--- BEGIN Rows ---

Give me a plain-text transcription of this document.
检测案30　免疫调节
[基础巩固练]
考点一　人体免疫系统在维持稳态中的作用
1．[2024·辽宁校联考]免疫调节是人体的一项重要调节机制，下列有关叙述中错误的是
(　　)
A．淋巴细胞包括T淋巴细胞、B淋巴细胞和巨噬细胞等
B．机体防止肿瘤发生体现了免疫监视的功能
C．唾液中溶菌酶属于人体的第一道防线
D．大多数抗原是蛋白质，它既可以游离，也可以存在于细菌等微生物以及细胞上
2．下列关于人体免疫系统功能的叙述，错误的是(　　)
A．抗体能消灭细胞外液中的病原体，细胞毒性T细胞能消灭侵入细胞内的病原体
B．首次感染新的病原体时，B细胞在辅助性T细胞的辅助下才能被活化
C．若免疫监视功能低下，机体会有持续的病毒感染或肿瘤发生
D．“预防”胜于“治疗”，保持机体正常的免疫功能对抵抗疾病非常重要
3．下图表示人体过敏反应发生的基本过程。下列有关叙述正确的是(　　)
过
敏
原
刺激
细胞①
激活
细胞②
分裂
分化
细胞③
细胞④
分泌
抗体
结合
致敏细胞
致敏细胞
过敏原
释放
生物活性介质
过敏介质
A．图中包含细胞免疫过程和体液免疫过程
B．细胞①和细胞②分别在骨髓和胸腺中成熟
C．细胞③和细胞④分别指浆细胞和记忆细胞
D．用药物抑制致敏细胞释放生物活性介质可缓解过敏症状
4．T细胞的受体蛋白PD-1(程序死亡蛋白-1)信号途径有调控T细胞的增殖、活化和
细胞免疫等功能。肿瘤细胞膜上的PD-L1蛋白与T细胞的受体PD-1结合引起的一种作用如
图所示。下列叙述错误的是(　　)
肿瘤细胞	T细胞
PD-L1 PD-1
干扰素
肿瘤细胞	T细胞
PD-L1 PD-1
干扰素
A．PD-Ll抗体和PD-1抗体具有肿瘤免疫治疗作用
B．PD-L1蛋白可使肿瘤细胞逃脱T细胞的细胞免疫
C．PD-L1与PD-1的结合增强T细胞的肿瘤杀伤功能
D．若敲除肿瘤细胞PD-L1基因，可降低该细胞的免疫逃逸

--- END Rows ---

**Problem to work on:** Output the records verbatim, from the first line to the last.

**The answer:**
Give me a plain-text transcription of this document.
检测案30　免疫调节
[基础巩固练]
考点一　人体免疫系统在维持稳态中的作用
1．[2024·辽宁校联考]免疫调节是人体的一项重要调节机制，下列有关叙述中错误的是
(　　)
A．淋巴细胞包括T淋巴细胞、B淋巴细胞和巨噬细胞等
B．机体防止肿瘤发生体现了免疫监视的功能
C．唾液中溶菌酶属于人体的第一道防线
D．大多数抗原是蛋白质，它既可以游离，也可以存在于细菌等微生物以及细胞上
2．下列关于人体免疫系统功能的叙述，错误的是(　　)
A．抗体能消灭细胞外液中的病原体，细胞毒性T细胞能消灭侵入细胞内的病原体
B．首次感染新的病原体时，B细胞在辅助性T细胞的辅助下才能被活化
C．若免疫监视功能低下，机体会有持续的病毒感染或肿瘤发生
D．“预防”胜于“治疗”，保持机体正常的免疫功能对抵抗疾病非常重要
3．下图表示人体过敏反应发生的基本过程。下列有关叙述正确的是(　　)
过
敏
原
刺激
细胞①
激活
细胞②
分裂
分化
细胞③
细胞④
分泌
抗体
结合
致敏细胞
致敏细胞
过敏原
释放
生物活性介质
过敏介质
A．图中包含细胞免疫过程和体液免疫过程
B．细胞①和细胞②分别在骨髓和胸腺中成熟
C．细胞③和细胞④分别指浆细胞和记忆细胞
D．用药物抑制致敏细胞释放生物活性介质可缓解过敏症状
4．T细胞的受体蛋白PD-1(程序死亡蛋白-1)信号途径有调控T细胞的增殖、活化和
细胞免疫等功能。肿瘤细胞膜上的PD-L1蛋白与T细胞的受体PD-1结合引起的一种作用如
图所示。下列叙述错误的是(　　)
肿瘤细胞	T细胞
PD-L1 PD-1
干扰素
肿瘤细胞	T细胞
PD-L1 PD-1
干扰素
A．PD-Ll抗体和PD-1抗体具有肿瘤免疫治疗作用
B．PD-L1蛋白可使肿瘤细胞逃脱T细胞的细胞免疫
C．PD-L1与PD-1的结合增强T细胞的肿瘤杀伤功能
D．若敲除肿瘤细胞PD-L1基因，可降低该细胞的免疫逃逸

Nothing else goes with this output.